> BRIEF
Your reply should be a single number: how many lines contain the string "二一年七月十日".

> DATA IN THIS EXERCISE

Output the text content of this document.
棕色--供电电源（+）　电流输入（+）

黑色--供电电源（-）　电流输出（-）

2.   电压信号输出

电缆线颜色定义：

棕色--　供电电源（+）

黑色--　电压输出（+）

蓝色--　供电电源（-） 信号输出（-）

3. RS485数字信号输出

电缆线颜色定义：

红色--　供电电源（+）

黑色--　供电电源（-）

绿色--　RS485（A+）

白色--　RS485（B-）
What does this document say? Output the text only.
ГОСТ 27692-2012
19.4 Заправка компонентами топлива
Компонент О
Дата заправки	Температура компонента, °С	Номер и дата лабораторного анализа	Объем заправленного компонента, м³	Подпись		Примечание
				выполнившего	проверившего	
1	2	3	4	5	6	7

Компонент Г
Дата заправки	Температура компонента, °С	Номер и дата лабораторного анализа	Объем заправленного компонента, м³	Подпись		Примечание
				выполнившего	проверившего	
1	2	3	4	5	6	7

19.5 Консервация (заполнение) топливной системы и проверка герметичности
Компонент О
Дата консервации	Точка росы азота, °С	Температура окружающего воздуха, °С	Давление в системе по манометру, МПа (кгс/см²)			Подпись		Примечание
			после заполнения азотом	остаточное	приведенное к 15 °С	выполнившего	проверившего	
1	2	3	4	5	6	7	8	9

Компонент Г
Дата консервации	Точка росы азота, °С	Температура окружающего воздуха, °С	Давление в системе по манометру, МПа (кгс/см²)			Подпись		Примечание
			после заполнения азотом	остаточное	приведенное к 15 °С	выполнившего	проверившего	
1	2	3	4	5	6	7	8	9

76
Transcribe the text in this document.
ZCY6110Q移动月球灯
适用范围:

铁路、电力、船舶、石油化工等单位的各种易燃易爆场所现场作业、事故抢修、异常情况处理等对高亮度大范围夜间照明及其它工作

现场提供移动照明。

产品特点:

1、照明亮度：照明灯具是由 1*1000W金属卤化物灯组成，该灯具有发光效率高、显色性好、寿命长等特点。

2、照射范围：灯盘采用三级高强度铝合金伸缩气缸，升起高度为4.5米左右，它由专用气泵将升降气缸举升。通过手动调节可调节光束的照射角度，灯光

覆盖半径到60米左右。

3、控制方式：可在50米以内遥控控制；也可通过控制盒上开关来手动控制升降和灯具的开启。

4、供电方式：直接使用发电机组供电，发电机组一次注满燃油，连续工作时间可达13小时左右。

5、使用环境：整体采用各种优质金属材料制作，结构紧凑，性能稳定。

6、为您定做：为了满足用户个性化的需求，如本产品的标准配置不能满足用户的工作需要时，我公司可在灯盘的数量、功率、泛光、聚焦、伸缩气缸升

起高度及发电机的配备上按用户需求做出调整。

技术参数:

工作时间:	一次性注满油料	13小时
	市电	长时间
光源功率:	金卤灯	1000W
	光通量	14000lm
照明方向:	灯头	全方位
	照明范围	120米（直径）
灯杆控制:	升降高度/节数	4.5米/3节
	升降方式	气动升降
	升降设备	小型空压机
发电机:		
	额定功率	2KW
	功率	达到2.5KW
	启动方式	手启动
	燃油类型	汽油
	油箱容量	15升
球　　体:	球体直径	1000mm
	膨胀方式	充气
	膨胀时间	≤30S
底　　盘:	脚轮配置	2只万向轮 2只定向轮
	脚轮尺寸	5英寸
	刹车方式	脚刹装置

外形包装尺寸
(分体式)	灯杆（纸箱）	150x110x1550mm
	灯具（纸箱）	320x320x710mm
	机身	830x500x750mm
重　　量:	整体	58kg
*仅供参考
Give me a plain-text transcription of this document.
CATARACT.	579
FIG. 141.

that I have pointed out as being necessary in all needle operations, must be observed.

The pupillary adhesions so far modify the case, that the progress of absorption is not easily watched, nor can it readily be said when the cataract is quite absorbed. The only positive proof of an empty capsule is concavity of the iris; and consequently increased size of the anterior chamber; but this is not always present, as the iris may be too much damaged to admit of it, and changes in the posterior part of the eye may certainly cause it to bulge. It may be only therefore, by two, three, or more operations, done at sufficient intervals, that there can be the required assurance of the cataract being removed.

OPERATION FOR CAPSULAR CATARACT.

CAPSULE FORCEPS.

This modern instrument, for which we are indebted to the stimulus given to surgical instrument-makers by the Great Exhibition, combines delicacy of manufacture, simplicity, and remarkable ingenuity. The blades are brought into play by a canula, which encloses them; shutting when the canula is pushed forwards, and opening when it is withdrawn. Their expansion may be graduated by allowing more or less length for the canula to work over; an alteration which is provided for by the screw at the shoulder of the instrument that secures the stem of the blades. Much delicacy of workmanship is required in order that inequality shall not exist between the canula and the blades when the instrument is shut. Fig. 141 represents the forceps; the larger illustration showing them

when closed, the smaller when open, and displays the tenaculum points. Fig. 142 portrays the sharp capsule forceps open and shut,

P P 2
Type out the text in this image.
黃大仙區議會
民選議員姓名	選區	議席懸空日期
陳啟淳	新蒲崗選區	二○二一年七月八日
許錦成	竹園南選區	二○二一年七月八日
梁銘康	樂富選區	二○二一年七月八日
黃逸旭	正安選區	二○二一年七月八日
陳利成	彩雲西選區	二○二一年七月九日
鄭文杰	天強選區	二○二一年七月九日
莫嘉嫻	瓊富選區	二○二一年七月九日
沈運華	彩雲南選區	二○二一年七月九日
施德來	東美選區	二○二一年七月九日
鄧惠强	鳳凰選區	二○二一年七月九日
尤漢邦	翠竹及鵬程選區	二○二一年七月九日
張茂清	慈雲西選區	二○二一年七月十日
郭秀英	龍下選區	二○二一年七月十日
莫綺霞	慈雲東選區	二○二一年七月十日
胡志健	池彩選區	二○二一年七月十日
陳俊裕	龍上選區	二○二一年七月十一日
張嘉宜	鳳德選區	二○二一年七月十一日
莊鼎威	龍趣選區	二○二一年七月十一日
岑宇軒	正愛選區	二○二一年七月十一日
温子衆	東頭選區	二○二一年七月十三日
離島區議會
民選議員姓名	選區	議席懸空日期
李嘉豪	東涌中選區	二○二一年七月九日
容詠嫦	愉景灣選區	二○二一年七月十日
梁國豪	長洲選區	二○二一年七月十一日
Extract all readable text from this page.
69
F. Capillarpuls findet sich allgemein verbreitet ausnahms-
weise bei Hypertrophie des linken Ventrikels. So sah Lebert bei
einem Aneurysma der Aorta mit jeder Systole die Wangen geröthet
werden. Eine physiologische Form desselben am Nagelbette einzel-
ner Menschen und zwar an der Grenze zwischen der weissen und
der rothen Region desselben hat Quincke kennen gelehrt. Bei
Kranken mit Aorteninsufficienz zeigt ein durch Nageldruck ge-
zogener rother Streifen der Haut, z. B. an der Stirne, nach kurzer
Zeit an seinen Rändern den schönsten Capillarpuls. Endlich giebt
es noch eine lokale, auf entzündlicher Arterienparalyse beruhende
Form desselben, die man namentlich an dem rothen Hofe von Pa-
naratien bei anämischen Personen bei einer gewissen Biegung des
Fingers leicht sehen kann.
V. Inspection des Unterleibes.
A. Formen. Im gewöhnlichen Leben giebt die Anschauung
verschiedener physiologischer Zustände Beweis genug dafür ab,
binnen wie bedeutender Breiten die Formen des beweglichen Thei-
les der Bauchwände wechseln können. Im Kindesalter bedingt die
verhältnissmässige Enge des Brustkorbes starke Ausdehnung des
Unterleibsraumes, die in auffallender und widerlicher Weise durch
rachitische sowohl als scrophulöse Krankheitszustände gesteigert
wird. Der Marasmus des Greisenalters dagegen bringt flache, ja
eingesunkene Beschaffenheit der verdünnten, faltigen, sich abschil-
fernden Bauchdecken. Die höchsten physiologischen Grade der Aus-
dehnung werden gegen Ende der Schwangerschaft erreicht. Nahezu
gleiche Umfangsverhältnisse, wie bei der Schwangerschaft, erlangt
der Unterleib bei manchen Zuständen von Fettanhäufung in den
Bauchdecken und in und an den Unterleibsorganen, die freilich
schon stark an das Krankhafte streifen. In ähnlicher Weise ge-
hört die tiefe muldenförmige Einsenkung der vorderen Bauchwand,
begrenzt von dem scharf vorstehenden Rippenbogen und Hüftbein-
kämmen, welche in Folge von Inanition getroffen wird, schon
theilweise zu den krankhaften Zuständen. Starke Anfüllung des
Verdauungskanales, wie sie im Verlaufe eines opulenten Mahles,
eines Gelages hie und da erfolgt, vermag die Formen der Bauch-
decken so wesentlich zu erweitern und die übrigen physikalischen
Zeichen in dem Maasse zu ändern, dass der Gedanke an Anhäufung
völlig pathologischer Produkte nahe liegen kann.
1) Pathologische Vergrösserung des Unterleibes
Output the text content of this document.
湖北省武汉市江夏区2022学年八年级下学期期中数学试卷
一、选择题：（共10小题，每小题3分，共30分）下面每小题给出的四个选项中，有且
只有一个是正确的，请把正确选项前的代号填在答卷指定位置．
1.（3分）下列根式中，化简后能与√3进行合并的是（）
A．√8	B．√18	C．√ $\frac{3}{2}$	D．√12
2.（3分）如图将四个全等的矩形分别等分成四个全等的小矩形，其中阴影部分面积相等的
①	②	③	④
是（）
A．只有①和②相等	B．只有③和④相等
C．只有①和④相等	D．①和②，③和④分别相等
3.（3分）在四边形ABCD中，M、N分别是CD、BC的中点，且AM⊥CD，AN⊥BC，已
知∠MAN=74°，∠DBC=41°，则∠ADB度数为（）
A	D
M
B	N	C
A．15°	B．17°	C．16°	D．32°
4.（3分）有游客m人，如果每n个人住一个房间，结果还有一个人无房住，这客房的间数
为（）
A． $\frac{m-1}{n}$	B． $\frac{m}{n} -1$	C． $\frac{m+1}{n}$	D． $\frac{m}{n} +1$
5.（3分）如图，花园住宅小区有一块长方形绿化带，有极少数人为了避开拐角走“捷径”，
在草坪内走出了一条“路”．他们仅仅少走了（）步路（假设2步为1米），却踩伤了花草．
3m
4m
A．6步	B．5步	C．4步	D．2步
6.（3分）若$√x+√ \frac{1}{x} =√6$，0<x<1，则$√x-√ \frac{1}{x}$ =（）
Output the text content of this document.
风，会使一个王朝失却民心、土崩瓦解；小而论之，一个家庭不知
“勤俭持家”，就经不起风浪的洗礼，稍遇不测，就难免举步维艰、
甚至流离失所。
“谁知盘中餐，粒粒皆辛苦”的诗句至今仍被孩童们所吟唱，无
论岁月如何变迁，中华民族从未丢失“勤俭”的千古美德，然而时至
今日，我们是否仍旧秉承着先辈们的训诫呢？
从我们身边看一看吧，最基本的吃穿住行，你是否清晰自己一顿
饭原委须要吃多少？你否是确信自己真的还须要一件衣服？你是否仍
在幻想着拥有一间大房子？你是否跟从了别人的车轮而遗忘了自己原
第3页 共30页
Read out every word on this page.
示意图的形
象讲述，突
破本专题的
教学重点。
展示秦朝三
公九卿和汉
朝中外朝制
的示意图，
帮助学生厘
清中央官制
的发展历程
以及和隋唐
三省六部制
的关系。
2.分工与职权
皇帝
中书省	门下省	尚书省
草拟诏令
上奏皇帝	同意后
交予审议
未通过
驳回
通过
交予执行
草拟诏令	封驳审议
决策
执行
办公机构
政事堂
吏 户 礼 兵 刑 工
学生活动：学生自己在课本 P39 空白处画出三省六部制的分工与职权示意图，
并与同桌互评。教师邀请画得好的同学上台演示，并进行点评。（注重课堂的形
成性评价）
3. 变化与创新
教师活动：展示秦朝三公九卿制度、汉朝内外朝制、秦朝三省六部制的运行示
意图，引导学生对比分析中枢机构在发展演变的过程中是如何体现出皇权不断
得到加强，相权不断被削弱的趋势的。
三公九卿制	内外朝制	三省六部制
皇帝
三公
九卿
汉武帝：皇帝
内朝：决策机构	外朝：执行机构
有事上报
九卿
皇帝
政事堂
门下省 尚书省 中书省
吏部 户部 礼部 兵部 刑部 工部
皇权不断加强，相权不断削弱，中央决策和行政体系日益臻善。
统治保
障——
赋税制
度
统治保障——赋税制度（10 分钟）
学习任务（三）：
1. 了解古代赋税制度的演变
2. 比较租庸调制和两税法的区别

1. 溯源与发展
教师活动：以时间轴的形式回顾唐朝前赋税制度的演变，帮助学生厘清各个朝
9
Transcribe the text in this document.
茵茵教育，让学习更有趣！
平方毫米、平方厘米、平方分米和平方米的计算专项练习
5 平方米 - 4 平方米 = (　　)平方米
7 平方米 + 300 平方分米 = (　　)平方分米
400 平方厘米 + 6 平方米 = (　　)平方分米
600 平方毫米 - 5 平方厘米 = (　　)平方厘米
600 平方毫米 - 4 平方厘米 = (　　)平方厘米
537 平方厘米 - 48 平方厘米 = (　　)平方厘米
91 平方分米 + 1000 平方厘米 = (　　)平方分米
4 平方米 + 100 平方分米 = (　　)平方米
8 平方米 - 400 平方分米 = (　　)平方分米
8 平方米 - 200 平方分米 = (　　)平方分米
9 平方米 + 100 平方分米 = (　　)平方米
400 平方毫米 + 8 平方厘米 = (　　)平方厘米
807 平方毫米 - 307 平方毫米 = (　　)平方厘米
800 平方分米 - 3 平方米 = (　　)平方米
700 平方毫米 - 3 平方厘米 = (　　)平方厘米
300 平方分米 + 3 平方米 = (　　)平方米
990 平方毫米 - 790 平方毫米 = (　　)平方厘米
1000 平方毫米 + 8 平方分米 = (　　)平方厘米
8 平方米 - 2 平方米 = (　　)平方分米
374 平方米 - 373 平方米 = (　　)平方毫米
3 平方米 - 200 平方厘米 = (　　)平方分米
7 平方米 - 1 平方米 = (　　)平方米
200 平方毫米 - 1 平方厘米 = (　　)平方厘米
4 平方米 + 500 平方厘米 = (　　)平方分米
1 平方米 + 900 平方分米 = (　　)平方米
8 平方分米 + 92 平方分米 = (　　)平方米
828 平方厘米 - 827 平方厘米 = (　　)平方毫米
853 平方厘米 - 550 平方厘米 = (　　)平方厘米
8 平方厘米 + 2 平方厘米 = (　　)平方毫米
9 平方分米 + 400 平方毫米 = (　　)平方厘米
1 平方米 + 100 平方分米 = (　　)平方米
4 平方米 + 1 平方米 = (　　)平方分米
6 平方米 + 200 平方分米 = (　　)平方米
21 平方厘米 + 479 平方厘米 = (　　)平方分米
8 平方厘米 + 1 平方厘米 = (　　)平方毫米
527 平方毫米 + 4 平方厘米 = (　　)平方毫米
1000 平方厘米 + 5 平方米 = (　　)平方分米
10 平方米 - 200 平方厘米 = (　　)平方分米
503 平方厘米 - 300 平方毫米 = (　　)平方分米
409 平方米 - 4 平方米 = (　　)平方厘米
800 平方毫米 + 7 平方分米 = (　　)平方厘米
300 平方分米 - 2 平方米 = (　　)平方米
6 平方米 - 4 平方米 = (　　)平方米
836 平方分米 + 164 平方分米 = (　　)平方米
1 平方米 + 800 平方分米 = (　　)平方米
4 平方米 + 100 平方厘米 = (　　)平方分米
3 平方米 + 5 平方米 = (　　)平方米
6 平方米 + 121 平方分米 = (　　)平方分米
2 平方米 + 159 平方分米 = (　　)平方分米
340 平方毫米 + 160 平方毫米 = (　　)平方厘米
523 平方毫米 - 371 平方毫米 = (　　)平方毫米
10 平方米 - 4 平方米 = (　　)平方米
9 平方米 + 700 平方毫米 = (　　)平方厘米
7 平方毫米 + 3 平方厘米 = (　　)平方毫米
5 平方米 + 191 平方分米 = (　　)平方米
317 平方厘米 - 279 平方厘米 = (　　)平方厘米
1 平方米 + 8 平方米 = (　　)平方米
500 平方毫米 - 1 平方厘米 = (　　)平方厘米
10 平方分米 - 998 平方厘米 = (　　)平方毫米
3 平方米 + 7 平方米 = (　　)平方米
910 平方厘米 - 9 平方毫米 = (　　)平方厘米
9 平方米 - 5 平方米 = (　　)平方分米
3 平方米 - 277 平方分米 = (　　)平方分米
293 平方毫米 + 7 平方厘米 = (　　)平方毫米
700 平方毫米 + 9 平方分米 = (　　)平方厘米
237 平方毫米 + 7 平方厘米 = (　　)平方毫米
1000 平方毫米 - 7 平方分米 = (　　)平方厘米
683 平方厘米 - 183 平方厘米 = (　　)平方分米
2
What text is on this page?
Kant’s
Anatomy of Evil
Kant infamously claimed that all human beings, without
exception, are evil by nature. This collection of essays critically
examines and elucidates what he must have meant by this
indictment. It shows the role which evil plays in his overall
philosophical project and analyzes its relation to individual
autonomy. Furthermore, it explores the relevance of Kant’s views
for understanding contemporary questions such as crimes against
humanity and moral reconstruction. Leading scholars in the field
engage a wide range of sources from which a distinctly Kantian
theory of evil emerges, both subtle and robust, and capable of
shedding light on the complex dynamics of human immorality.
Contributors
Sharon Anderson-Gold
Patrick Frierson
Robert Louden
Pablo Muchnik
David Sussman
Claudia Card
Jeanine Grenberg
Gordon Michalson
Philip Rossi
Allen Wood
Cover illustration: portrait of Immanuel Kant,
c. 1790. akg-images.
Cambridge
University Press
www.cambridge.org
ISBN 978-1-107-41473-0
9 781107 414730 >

> CORRECT RESPONSE
5